- _課題_: 判決文の「三 控訴人の当審における予備的請求について判断する。」から「ないと解するのが相当である。」までを、両端も含めて書き直してください。その際、「就業規則」は「社内規程」に置き換えること。

- _提示文_:
三 控訴人の当審における予備的請求について判断する。
成立に争いのない甲第四五号証によれば、被控訴人の就業規則一〇条に「当会社はその判断で従業員の配置転換、又は転勤を命じることができる。従業員は、正当な理由がない限り、転勤又は配置転換を拒否することはできない。」と規定されていることは明らかであり、また控訴人が本来人事関係に属しない業務に当つたことのあることは原判決四七枚目裏三行目から同末行までに説示(本判決で附加した分も含む。)のとおりである。しかしながら、先に判示のとおり控訴人・被控訴人間の本件雇用契約は、控訴人の学歴・職歴に着目して締結された、人事本部長という地位を特定した契約であつて、控訴人としては提供される職位が人事本部長でなく一般の人事課員であつたならば入社する意思はなく、被控訴人としても控訴人を人事本部長以外の地位・職務では採用する意思がなかつたというのであり、また、原審証人エイ・エム・bの証言によれば、前記説示にかかる業務は、被控訴人の組織部分の間隙に介在する分野のものであつて、従前から、各部門において適宜分掌していたことが認められ、これによると、右業務は人事本部長の職務に付随するものにすぎないから、控訴人が被控訴人から右業務の処理を命ぜられたことがあつたからといつて、控訴人の職務上の地位にいささかも変動をもたらすものではなく、したがつて、被控訴人には控訴人を人事本部長として不適格と判断した場合に、あらためて右規則一〇条に則り異なる職位・職種への適格性を判定し、当該部署への配置転換等を命ずべき義務を負うものではないと解するのが相当である。

- _項目一覧_:

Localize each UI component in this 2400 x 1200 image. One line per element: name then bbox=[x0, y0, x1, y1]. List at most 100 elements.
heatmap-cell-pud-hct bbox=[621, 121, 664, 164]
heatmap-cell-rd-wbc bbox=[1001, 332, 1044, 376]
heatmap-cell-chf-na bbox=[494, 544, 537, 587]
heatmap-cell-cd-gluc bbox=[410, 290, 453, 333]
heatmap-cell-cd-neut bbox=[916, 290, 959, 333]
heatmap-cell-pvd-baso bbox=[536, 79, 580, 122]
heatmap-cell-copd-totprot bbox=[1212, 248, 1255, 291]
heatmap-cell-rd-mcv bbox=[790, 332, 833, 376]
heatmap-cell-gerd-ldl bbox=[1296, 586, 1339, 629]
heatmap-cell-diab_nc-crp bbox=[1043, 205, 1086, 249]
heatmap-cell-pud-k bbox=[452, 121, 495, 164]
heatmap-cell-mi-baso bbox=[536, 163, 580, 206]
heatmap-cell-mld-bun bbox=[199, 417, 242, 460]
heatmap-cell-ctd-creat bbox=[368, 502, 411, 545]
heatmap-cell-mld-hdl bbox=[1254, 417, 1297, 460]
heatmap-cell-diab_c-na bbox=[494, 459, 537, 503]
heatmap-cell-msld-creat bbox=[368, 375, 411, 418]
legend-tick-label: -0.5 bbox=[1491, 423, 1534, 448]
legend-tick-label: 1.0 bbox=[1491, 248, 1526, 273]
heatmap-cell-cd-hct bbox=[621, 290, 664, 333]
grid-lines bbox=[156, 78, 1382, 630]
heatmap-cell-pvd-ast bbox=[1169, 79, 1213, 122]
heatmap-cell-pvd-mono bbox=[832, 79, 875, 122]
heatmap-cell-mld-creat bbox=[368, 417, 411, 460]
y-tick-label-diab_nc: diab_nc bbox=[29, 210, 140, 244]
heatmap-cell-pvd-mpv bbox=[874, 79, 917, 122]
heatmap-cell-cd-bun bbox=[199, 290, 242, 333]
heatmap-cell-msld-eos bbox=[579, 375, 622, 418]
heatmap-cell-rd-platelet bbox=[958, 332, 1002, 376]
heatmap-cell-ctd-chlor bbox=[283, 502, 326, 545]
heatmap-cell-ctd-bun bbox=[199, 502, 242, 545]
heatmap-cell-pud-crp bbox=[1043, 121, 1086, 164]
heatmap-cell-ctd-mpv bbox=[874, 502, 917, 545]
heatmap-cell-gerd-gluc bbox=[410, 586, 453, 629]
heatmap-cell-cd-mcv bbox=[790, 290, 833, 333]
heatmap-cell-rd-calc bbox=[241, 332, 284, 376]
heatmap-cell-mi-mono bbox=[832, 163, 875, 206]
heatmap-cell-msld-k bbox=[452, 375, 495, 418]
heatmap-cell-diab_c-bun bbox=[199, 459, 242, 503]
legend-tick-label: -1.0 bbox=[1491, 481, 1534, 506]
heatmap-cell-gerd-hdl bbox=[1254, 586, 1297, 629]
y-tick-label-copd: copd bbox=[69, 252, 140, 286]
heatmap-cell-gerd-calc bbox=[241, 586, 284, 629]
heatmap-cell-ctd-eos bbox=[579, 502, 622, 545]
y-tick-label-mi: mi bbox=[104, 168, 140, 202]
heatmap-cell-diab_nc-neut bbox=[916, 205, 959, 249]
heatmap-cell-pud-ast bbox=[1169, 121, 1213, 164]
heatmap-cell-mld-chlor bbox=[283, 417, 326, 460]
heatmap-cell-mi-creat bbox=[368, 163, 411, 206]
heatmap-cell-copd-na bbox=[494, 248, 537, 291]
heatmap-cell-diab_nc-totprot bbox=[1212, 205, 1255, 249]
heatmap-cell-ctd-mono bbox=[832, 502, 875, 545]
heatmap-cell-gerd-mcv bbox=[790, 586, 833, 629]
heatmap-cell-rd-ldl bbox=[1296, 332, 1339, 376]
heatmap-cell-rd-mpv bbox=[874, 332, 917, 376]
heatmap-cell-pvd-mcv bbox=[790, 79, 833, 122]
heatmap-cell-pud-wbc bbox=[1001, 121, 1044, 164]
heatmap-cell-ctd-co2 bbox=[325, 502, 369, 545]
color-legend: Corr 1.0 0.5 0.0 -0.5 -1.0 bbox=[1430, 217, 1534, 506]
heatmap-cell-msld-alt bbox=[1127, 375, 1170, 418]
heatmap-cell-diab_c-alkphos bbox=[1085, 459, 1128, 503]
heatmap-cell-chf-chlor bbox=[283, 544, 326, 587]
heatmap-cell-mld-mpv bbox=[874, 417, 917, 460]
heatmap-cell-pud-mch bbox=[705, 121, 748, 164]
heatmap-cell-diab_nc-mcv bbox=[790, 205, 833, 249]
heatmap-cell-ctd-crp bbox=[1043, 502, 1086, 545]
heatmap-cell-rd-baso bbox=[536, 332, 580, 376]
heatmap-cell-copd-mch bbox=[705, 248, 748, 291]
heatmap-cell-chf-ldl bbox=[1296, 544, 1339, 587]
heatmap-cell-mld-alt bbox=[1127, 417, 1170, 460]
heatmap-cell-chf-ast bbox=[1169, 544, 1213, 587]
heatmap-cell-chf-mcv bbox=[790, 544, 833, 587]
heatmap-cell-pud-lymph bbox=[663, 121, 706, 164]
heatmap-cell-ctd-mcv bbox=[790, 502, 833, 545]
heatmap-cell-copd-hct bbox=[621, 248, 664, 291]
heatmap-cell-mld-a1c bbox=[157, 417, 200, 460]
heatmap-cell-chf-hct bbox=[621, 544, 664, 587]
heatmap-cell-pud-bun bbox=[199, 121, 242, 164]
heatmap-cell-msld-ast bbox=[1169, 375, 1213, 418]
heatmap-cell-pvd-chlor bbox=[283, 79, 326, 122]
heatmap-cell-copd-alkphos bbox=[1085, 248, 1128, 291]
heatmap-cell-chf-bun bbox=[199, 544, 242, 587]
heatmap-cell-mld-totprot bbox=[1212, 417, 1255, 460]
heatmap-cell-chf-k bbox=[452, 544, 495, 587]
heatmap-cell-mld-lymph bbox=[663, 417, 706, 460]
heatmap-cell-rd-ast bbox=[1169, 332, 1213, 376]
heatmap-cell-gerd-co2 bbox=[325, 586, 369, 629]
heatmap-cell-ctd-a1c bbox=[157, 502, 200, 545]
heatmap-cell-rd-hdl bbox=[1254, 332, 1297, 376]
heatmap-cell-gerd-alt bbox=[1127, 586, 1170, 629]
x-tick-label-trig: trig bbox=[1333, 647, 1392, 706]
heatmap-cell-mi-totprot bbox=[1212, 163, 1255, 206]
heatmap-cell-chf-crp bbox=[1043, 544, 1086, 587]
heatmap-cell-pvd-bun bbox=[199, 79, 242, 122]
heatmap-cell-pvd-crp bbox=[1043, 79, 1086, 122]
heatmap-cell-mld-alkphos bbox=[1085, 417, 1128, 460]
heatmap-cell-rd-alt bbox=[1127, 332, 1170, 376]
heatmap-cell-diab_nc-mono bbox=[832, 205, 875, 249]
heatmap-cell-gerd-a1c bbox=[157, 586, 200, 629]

- _解答_:
三 控訴人の当審における予備的請求について判断する。
成立に争いのない甲第四五号証によれば、被控訴人の社内規程一〇条に「当会社はその判断で従業員の配置転換、又は転勤を命じることができる。従業員は、正当な理由がない限り、転勤又は配置転換を拒否することはできない。」と規定されていることは明らかであり、また控訴人が本来人事関係に属しない業務に当つたことのあることは原判決四七枚目裏三行目から同末行までに説示(本判決で附加した分も含む。)のとおりである。しかしながら、先に判示のとおり控訴人・被控訴人間の本件雇用契約は、控訴人の学歴・職歴に着目して締結された、人事本部長という地位を特定した契約であつて、控訴人としては提供される職位が人事本部長でなく一般の人事課員であつたならば入社する意思はなく、被控訴人としても控訴人を人事本部長以外の地位・職務では採用する意思がなかつたというのであり、また、原審証人エイ・エム・bの証言によれば、前記説示にかかる業務は、被控訴人の組織部分の間隙に介在する分野のものであつて、従前から、各部門において適宜分掌していたことが認められ、これによると、右業務は人事本部長の職務に付随するものにすぎないから、控訴人が被控訴人から右業務の処理を命ぜられたことがあつたからといつて、控訴人の職務上の地位にいささかも変動をもたらすものではなく、したがつて、被控訴人には控訴人を人事本部長として不適格と判断した場合に、あらためて右規則一〇条に則り異なる職位・職種への適格性を判定し、当該部署への配置転換等を命ずべき義務を負うものではないと解するのが相当である。